**What the task requires**: Check each line of the listing below for the word "合并同类项" and say how many lines have it. Nothing else should be written.

**Listed entries**:
===============
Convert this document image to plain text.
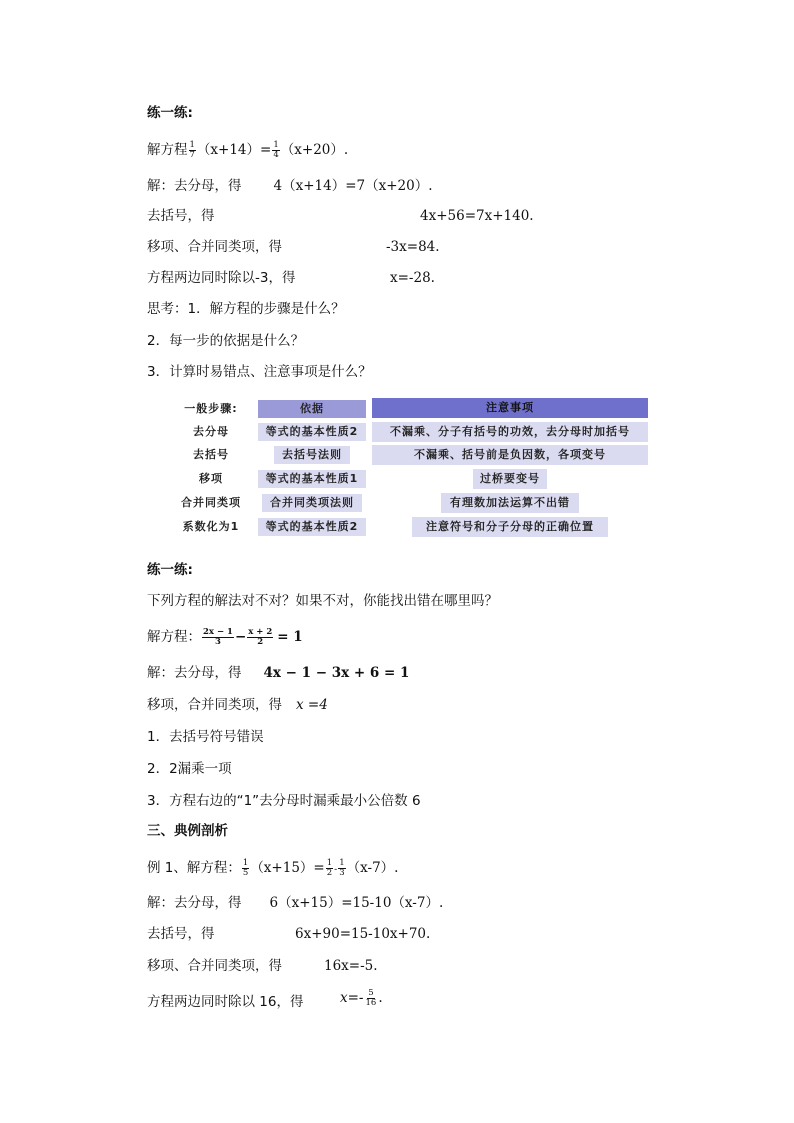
练一练:
解方程 $\frac{1}{7} (x+14)= \frac{1}{4} (x+20)$.
解：去分母，得 4（x+14）=7（x+20）.
去括号，得	4x+56=7x+140.
移项、合并同类项，得	-3x=84.
方程两边同时除以-3，得	x=-28.
思考：1．解方程的步骤是什么？
2．每一步的依据是什么？
3．计算时易错点、注意事项是什么？
一般步骤:	依据	注意事项
去分母	等式的基本性质2	不漏乘、分子有括号的功效，去分母时加括号
去括号	去括号法则	不漏乘、括号前是负因数，各项变号
移项	等式的基本性质1	过桥要变号
合并同类项	合并同类项法则	有理数加法运算不出错
系数化为1	等式的基本性质2	注意符号和分子分母的正确位置
练一练:
下列方程的解法对不对？如果不对，你能找出错在哪里吗？
解方程： $\frac{2x - 1}{3} - \frac{x + 2}{2} = 1$
解：去分母，得 4x − 1 − 3x + 6 = 1
移项，合并同类项，得 x =4
1．去括号符号错误
2．2漏乘一项
3．方程右边的“1”去分母时漏乘最小公倍数 6
三、典例剖析
例 1、解方程： $\frac{1}{5} (x+15)= \frac{1}{2} - \frac{1}{3} (x-7)$.
解：去分母，得 6（x+15）=15-10（x-7）.
去括号，得	6x+90=15-10x+70.
移项、合并同类项，得	16x=-5.
方程两边同时除以 16，得	$x=- \frac{5}{16}$ .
===============
**Response to the task**: 4